'''
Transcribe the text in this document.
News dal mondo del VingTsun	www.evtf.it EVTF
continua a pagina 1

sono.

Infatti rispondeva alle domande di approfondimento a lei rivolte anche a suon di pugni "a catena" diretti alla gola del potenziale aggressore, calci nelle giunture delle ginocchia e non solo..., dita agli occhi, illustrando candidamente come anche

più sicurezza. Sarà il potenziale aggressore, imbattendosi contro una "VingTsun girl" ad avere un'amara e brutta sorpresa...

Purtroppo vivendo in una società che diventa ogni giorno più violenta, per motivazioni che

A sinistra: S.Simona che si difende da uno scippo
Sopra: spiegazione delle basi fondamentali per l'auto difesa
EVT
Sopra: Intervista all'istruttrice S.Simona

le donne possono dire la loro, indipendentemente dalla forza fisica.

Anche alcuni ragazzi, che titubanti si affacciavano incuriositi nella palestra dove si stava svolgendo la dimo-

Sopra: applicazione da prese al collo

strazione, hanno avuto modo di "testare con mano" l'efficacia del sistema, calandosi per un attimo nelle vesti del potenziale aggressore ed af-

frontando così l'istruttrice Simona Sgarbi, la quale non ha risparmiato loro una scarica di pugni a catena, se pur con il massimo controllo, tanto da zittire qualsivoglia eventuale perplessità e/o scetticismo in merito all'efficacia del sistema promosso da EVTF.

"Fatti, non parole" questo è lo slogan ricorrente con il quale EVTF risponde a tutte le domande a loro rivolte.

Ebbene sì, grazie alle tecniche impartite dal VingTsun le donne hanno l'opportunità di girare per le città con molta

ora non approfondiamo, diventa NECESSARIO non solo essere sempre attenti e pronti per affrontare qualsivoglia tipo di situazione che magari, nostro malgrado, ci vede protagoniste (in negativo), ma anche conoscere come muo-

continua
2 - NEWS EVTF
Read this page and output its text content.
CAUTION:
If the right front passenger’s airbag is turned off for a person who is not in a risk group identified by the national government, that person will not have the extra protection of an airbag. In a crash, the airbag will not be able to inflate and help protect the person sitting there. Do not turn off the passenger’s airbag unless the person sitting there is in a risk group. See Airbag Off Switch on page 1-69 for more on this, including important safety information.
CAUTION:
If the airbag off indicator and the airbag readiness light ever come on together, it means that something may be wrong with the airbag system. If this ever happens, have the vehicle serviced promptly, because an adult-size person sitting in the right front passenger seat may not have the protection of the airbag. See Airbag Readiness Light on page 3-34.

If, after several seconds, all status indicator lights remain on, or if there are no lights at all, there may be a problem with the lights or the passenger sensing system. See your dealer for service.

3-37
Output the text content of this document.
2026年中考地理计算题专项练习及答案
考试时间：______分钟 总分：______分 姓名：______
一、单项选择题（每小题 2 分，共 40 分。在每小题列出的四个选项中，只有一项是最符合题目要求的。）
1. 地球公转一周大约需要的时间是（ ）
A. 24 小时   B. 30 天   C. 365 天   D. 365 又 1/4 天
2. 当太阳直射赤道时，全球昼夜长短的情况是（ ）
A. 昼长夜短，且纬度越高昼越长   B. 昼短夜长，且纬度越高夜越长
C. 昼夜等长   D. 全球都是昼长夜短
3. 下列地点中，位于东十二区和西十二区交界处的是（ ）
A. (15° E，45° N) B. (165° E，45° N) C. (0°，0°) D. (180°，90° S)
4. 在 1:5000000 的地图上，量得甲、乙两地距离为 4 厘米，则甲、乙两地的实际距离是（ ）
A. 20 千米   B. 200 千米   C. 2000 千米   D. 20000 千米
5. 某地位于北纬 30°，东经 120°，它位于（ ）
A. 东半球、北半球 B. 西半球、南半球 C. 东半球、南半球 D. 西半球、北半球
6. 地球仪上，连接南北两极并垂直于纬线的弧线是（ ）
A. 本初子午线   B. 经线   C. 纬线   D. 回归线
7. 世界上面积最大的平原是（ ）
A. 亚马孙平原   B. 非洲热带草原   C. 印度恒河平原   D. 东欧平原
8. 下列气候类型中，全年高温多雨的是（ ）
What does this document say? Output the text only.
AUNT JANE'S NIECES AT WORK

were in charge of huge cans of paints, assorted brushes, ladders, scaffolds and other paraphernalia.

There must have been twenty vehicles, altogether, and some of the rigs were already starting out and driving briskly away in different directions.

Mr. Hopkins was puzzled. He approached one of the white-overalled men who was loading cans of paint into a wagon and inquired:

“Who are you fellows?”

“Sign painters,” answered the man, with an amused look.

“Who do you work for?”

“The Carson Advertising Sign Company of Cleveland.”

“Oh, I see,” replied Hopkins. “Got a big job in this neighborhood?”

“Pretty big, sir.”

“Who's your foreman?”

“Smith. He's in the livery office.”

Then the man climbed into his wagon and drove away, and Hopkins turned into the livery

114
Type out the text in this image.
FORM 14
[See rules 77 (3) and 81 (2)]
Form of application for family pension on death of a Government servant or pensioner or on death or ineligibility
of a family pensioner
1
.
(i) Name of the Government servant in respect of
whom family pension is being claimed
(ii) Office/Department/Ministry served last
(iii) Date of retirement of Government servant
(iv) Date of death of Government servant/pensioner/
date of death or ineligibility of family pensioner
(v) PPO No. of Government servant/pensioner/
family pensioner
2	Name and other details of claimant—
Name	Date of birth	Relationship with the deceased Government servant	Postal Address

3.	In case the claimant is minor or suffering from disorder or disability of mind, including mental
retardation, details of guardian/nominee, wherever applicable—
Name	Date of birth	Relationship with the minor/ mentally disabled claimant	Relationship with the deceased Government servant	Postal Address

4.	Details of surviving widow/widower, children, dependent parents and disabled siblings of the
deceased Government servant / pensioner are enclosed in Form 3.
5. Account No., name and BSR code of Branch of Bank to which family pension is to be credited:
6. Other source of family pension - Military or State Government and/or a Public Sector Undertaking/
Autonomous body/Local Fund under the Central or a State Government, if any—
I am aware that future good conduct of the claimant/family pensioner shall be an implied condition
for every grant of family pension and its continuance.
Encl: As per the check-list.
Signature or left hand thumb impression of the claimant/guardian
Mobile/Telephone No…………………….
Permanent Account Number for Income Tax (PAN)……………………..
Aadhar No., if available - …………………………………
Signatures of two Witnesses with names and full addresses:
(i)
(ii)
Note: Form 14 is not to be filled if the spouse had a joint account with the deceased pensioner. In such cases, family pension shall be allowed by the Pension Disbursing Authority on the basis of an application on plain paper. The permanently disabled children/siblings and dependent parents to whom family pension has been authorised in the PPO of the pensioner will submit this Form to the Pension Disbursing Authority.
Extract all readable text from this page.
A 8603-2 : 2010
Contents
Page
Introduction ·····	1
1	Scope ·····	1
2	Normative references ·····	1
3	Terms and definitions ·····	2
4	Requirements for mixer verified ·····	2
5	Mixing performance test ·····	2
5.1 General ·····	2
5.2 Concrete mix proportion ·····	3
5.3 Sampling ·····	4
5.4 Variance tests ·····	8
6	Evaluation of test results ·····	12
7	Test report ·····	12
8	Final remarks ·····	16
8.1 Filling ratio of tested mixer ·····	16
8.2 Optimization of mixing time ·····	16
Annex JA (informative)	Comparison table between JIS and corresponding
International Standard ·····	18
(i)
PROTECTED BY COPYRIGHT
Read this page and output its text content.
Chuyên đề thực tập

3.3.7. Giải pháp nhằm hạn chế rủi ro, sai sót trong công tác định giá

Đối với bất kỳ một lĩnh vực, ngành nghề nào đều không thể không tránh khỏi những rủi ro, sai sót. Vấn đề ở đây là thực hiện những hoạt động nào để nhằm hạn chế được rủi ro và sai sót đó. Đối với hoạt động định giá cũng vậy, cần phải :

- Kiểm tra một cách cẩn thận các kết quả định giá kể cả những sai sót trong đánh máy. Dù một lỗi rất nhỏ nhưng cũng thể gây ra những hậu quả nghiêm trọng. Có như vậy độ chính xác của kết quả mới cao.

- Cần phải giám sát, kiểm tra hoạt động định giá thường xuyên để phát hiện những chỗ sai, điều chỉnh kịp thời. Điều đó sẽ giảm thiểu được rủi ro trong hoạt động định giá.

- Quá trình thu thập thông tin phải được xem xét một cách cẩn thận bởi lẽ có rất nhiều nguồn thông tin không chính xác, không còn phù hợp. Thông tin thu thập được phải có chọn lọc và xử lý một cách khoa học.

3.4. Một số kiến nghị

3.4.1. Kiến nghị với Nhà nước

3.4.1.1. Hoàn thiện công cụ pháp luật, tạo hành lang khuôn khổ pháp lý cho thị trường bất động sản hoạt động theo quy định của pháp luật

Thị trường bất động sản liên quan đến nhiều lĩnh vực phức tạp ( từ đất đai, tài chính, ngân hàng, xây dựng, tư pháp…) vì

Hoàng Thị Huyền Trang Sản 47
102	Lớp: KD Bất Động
'''
*REQUIREMENTS*.
Collect the lines of the data that carry the word "istruttrice".

*WRITTEN RESPONSE*.
Sopra: Intervista all'istruttrice S.Simona
frontando così l'istruttrice Simona Sgarbi, la quale non ha risparmiato loro una scarica di pugni a catena, se pur con il massimo controllo, tanto da zittire qualsivoglia eventuale perplessità e/o scetticismo in merito all'efficacia del sistema promosso da EVTF.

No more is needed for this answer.